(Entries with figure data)
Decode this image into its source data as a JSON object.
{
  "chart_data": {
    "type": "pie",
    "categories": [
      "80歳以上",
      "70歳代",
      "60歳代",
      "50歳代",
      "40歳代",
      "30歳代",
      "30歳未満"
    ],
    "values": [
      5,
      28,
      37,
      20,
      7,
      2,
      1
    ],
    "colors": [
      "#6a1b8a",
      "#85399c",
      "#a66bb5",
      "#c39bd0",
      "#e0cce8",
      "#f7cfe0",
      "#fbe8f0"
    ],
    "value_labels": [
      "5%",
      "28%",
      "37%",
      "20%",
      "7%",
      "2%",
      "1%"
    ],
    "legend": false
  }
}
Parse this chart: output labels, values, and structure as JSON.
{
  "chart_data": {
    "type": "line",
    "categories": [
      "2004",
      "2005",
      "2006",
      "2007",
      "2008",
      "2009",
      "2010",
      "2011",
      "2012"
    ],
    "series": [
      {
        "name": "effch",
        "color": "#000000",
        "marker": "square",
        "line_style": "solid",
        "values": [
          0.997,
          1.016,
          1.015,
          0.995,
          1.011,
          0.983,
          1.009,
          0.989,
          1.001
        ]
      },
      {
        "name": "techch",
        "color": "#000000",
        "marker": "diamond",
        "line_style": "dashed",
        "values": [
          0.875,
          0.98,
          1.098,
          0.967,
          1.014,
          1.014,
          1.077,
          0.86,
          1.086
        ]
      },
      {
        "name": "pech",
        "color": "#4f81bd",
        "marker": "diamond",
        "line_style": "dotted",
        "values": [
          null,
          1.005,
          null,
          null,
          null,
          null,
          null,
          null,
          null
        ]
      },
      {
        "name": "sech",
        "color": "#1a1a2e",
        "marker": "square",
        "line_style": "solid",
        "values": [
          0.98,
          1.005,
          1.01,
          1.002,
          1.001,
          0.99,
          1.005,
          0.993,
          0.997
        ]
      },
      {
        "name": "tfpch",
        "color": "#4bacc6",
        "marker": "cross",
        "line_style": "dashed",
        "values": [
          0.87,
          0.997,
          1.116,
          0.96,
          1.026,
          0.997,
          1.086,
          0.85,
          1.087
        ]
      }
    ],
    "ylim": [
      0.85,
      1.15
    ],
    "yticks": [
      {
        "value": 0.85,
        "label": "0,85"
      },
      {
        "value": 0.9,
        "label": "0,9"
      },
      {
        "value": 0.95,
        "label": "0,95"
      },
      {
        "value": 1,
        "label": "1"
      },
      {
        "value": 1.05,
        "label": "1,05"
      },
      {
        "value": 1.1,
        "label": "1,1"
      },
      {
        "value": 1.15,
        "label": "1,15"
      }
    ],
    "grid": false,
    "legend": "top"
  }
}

EXERCISE REQUIREMENTS => Set down the listing above in full, please, exactly as it appears.

WRITTEN ANSWER =>
Decode this image into its source data as a JSON object.
{
  "chart_data": {
    "type": "pie",
    "categories": [
      "80歳以上",
      "70歳代",
      "60歳代",
      "50歳代",
      "40歳代",
      "30歳代",
      "30歳未満"
    ],
    "values": [
      5,
      28,
      37,
      20,
      7,
      2,
      1
    ],
    "colors": [
      "#6a1b8a",
      "#85399c",
      "#a66bb5",
      "#c39bd0",
      "#e0cce8",
      "#f7cfe0",
      "#fbe8f0"
    ],
    "value_labels": [
      "5%",
      "28%",
      "37%",
      "20%",
      "7%",
      "2%",
      "1%"
    ],
    "legend": false
  }
}
Parse this chart: output labels, values, and structure as JSON.
{
  "chart_data": {
    "type": "line",
    "categories": [
      "2004",
      "2005",
      "2006",
      "2007",
      "2008",
      "2009",
      "2010",
      "2011",
      "2012"
    ],
    "series": [
      {
        "name": "effch",
        "color": "#000000",
        "marker": "square",
        "line_style": "solid",
        "values": [
          0.997,
          1.016,
          1.015,
          0.995,
          1.011,
          0.983,
          1.009,
          0.989,
          1.001
        ]
      },
      {
        "name": "techch",
        "color": "#000000",
        "marker": "diamond",
        "line_style": "dashed",
        "values": [
          0.875,
          0.98,
          1.098,
          0.967,
          1.014,
          1.014,
          1.077,
          0.86,
          1.086
        ]
      },
      {
        "name": "pech",
        "color": "#4f81bd",
        "marker": "diamond",
        "line_style": "dotted",
        "values": [
          null,
          1.005,
          null,
          null,
          null,
          null,
          null,
          null,
          null
        ]
      },
      {
        "name": "sech",
        "color": "#1a1a2e",
        "marker": "square",
        "line_style": "solid",
        "values": [
          0.98,
          1.005,
          1.01,
          1.002,
          1.001,
          0.99,
          1.005,
          0.993,
          0.997
        ]
      },
      {
        "name": "tfpch",
        "color": "#4bacc6",
        "marker": "cross",
        "line_style": "dashed",
        "values": [
          0.87,
          0.997,
          1.116,
          0.96,
          1.026,
          0.997,
          1.086,
          0.85,
          1.087
        ]
      }
    ],
    "ylim": [
      0.85,
      1.15
    ],
    "yticks": [
      {
        "value": 0.85,
        "label": "0,85"
      },
      {
        "value": 0.9,
        "label": "0,9"
      },
      {
        "value": 0.95,
        "label": "0,95"
      },
      {
        "value": 1,
        "label": "1"
      },
      {
        "value": 1.05,
        "label": "1,05"
      },
      {
        "value": 1.1,
        "label": "1,1"
      },
      {
        "value": 1.15,
        "label": "1,15"
      }
    ],
    "grid": false,
    "legend": "top"
  }
}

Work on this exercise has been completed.